BEGIN PROVIDED ENTRIES
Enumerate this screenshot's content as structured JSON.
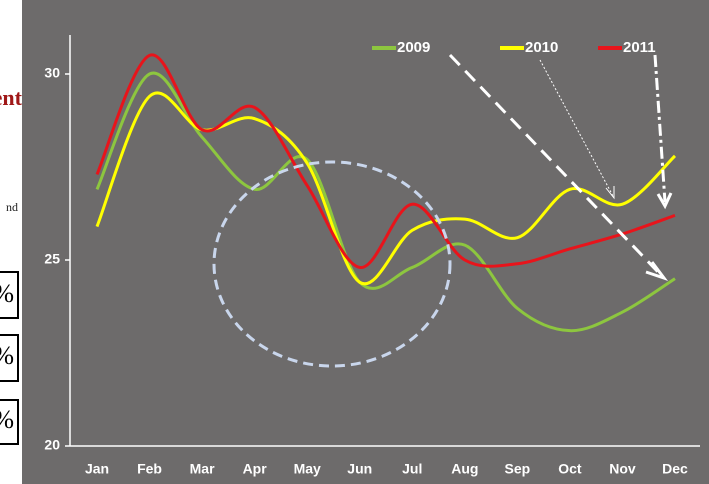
{
  "side_text": {
    "heading": "ent",
    "note": "nd",
    "cells": [
      "%",
      "%",
      "%"
    ]
  },
  "chart_data": {
    "type": "line",
    "categories": [
      "Jan",
      "Feb",
      "Mar",
      "Apr",
      "May",
      "Jun",
      "Jul",
      "Aug",
      "Sep",
      "Oct",
      "Nov",
      "Dec"
    ],
    "series": [
      {
        "name": "2009",
        "color": "#8dc63f",
        "values": [
          26.9,
          30.0,
          28.3,
          26.9,
          27.7,
          24.4,
          24.8,
          25.4,
          23.7,
          23.1,
          23.6,
          24.5
        ]
      },
      {
        "name": "2010",
        "color": "#ffff00",
        "values": [
          25.9,
          29.4,
          28.5,
          28.8,
          27.6,
          24.4,
          25.8,
          26.1,
          25.6,
          26.9,
          26.5,
          27.8
        ]
      },
      {
        "name": "2011",
        "color": "#e8141b",
        "values": [
          27.3,
          30.5,
          28.5,
          29.1,
          27.0,
          24.8,
          26.5,
          25.0,
          24.9,
          25.3,
          25.7,
          26.2
        ]
      }
    ],
    "ylim": [
      20,
      30
    ],
    "yticks": [
      20,
      25,
      30
    ],
    "grid": false,
    "legend": "top"
  }
}
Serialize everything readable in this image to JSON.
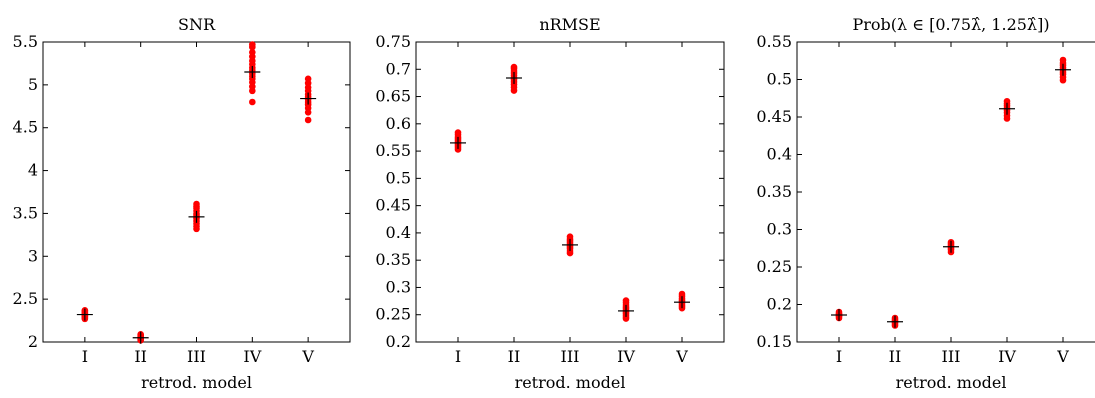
END PROVIDED ENTRIES
▶ _PROBLEM REQUIREMENTS_
Find each line holding "color". Copy it out.

▶ _RESULT FOR THIS EXERCISE_
        "color": "#8dc63f",
        "color": "#ffff00",
        "color": "#e8141b",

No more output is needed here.